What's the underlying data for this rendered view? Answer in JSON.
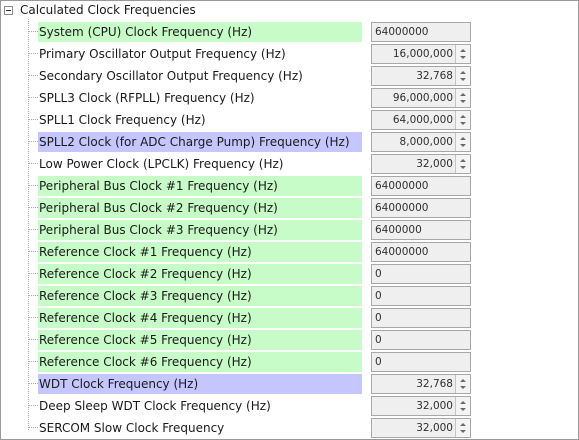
{
  "header": {
    "title": "Calculated Clock Frequencies"
  },
  "rows": [
    {
      "label": "System (CPU) Clock Frequency (Hz)",
      "value": "64000000",
      "kind": "text",
      "highlight": "green"
    },
    {
      "label": "Primary Oscillator Output Frequency (Hz)",
      "value": "16,000,000",
      "kind": "number",
      "highlight": "none"
    },
    {
      "label": "Secondary Oscillator Output Frequency (Hz)",
      "value": "32,768",
      "kind": "number",
      "highlight": "none"
    },
    {
      "label": "SPLL3 Clock (RFPLL) Frequency (Hz)",
      "value": "96,000,000",
      "kind": "number",
      "highlight": "none"
    },
    {
      "label": "SPLL1 Clock Frequency (Hz)",
      "value": "64,000,000",
      "kind": "number",
      "highlight": "none"
    },
    {
      "label": "SPLL2 Clock (for ADC Charge Pump) Frequency (Hz)",
      "value": "8,000,000",
      "kind": "number",
      "highlight": "purple"
    },
    {
      "label": "Low Power Clock (LPCLK) Frequency (Hz)",
      "value": "32,000",
      "kind": "number",
      "highlight": "none"
    },
    {
      "label": "Peripheral Bus Clock #1 Frequency (Hz)",
      "value": "64000000",
      "kind": "text",
      "highlight": "green"
    },
    {
      "label": "Peripheral Bus Clock #2 Frequency (Hz)",
      "value": "64000000",
      "kind": "text",
      "highlight": "green"
    },
    {
      "label": "Peripheral Bus Clock #3 Frequency (Hz)",
      "value": "6400000",
      "kind": "text",
      "highlight": "green"
    },
    {
      "label": "Reference Clock #1 Frequency (Hz)",
      "value": "64000000",
      "kind": "text",
      "highlight": "green"
    },
    {
      "label": "Reference Clock #2 Frequency (Hz)",
      "value": "0",
      "kind": "text",
      "highlight": "green"
    },
    {
      "label": "Reference Clock #3 Frequency (Hz)",
      "value": "0",
      "kind": "text",
      "highlight": "green"
    },
    {
      "label": "Reference Clock #4 Frequency (Hz)",
      "value": "0",
      "kind": "text",
      "highlight": "green"
    },
    {
      "label": "Reference Clock #5 Frequency (Hz)",
      "value": "0",
      "kind": "text",
      "highlight": "green"
    },
    {
      "label": "Reference Clock #6 Frequency (Hz)",
      "value": "0",
      "kind": "text",
      "highlight": "green"
    },
    {
      "label": "WDT Clock Frequency (Hz)",
      "value": "32,768",
      "kind": "number",
      "highlight": "purple"
    },
    {
      "label": "Deep Sleep WDT Clock Frequency (Hz)",
      "value": "32,000",
      "kind": "number",
      "highlight": "none"
    },
    {
      "label": "SERCOM Slow Clock Frequency",
      "value": "32,000",
      "kind": "number",
      "highlight": "none"
    }
  ],
  "colors": {
    "highlight_green": "#c7fbc7",
    "highlight_purple": "#c6c6ff",
    "field_background": "#efefef",
    "panel_border": "#9a9a9a"
  },
  "icons": {
    "expander": "tree-collapse-minus-icon",
    "spinner": "spin-up-down-arrows-icon"
  }
}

★ ★ ★ ★

WHAT IS ASKED ::
Each record above should come back exactly the same, only without its pictures.

RESULT OF THIS EXERCISE ::
What's the underlying data for this rendered view? Answer in JSON.
{
  "header": {
    "title": "Calculated Clock Frequencies"
  },
  "rows": [
    {
      "label": "System (CPU) Clock Frequency (Hz)",
      "value": "64000000",
      "kind": "text",
      "highlight": "green"
    },
    {
      "label": "Primary Oscillator Output Frequency (Hz)",
      "value": "16,000,000",
      "kind": "number",
      "highlight": "none"
    },
    {
      "label": "Secondary Oscillator Output Frequency (Hz)",
      "value": "32,768",
      "kind": "number",
      "highlight": "none"
    },
    {
      "label": "SPLL3 Clock (RFPLL) Frequency (Hz)",
      "value": "96,000,000",
      "kind": "number",
      "highlight": "none"
    },
    {
      "label": "SPLL1 Clock Frequency (Hz)",
      "value": "64,000,000",
      "kind": "number",
      "highlight": "none"
    },
    {
      "label": "SPLL2 Clock (for ADC Charge Pump) Frequency (Hz)",
      "value": "8,000,000",
      "kind": "number",
      "highlight": "purple"
    },
    {
      "label": "Low Power Clock (LPCLK) Frequency (Hz)",
      "value": "32,000",
      "kind": "number",
      "highlight": "none"
    },
    {
      "label": "Peripheral Bus Clock #1 Frequency (Hz)",
      "value": "64000000",
      "kind": "text",
      "highlight": "green"
    },
    {
      "label": "Peripheral Bus Clock #2 Frequency (Hz)",
      "value": "64000000",
      "kind": "text",
      "highlight": "green"
    },
    {
      "label": "Peripheral Bus Clock #3 Frequency (Hz)",
      "value": "6400000",
      "kind": "text",
      "highlight": "green"
    },
    {
      "label": "Reference Clock #1 Frequency (Hz)",
      "value": "64000000",
      "kind": "text",
      "highlight": "green"
    },
    {
      "label": "Reference Clock #2 Frequency (Hz)",
      "value": "0",
      "kind": "text",
      "highlight": "green"
    },
    {
      "label": "Reference Clock #3 Frequency (Hz)",
      "value": "0",
      "kind": "text",
      "highlight": "green"
    },
    {
      "label": "Reference Clock #4 Frequency (Hz)",
      "value": "0",
      "kind": "text",
      "highlight": "green"
    },
    {
      "label": "Reference Clock #5 Frequency (Hz)",
      "value": "0",
      "kind": "text",
      "highlight": "green"
    },
    {
      "label": "Reference Clock #6 Frequency (Hz)",
      "value": "0",
      "kind": "text",
      "highlight": "green"
    },
    {
      "label": "WDT Clock Frequency (Hz)",
      "value": "32,768",
      "kind": "number",
      "highlight": "purple"
    },
    {
      "label": "Deep Sleep WDT Clock Frequency (Hz)",
      "value": "32,000",
      "kind": "number",
      "highlight": "none"
    },
    {
      "label": "SERCOM Slow Clock Frequency",
      "value": "32,000",
      "kind": "number",
      "highlight": "none"
    }
  ],
  "colors": {
    "highlight_green": "#c7fbc7",
    "highlight_purple": "#c6c6ff",
    "field_background": "#efefef",
    "panel_border": "#9a9a9a"
  },
  "icons": {
    "expander": "tree-collapse-minus-icon",
    "spinner": "spin-up-down-arrows-icon"
  }
}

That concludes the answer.